Supplied data:
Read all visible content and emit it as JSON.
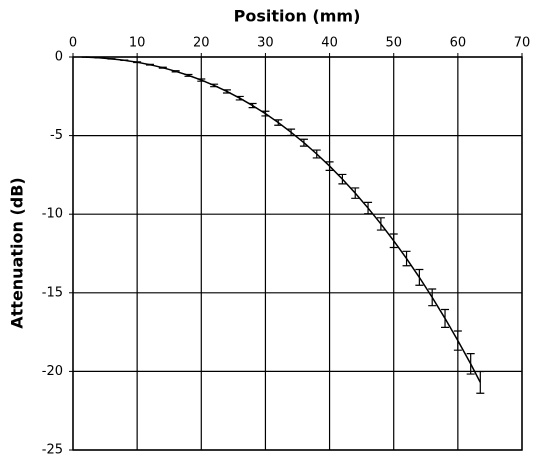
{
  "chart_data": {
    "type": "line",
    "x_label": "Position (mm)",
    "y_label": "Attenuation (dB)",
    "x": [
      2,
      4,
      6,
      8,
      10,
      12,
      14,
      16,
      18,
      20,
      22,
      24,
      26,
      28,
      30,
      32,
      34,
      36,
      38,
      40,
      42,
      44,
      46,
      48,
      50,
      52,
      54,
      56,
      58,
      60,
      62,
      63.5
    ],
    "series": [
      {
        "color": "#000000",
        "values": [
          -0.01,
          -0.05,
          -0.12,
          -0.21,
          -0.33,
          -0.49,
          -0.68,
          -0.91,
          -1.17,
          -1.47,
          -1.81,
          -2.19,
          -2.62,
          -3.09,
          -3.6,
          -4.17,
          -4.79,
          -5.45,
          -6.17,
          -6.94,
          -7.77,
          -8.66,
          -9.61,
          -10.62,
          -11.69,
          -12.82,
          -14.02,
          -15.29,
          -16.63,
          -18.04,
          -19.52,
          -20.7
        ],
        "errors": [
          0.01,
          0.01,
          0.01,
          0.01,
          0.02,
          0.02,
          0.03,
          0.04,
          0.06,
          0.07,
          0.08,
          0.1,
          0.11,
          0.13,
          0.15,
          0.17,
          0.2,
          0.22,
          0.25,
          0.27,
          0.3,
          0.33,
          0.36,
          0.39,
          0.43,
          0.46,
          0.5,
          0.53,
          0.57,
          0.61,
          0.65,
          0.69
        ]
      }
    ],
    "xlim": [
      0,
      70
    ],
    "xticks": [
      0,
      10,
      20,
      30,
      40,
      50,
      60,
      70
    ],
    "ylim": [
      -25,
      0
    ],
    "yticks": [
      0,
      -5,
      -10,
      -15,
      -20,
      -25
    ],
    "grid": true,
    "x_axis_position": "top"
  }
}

Problem requirements:
Apart from the pictures, the entries above are to be repeated in full and exactly.

Solved exercise:
Read all visible content and emit it as JSON.
{
  "chart_data": {
    "type": "line",
    "x_label": "Position (mm)",
    "y_label": "Attenuation (dB)",
    "x": [
      2,
      4,
      6,
      8,
      10,
      12,
      14,
      16,
      18,
      20,
      22,
      24,
      26,
      28,
      30,
      32,
      34,
      36,
      38,
      40,
      42,
      44,
      46,
      48,
      50,
      52,
      54,
      56,
      58,
      60,
      62,
      63.5
    ],
    "series": [
      {
        "color": "#000000",
        "values": [
          -0.01,
          -0.05,
          -0.12,
          -0.21,
          -0.33,
          -0.49,
          -0.68,
          -0.91,
          -1.17,
          -1.47,
          -1.81,
          -2.19,
          -2.62,
          -3.09,
          -3.6,
          -4.17,
          -4.79,
          -5.45,
          -6.17,
          -6.94,
          -7.77,
          -8.66,
          -9.61,
          -10.62,
          -11.69,
          -12.82,
          -14.02,
          -15.29,
          -16.63,
          -18.04,
          -19.52,
          -20.7
        ],
        "errors": [
          0.01,
          0.01,
          0.01,
          0.01,
          0.02,
          0.02,
          0.03,
          0.04,
          0.06,
          0.07,
          0.08,
          0.1,
          0.11,
          0.13,
          0.15,
          0.17,
          0.2,
          0.22,
          0.25,
          0.27,
          0.3,
          0.33,
          0.36,
          0.39,
          0.43,
          0.46,
          0.5,
          0.53,
          0.57,
          0.61,
          0.65,
          0.69
        ]
      }
    ],
    "xlim": [
      0,
      70
    ],
    "xticks": [
      0,
      10,
      20,
      30,
      40,
      50,
      60,
      70
    ],
    "ylim": [
      -25,
      0
    ],
    "yticks": [
      0,
      -5,
      -10,
      -15,
      -20,
      -25
    ],
    "grid": true,
    "x_axis_position": "top"
  }
}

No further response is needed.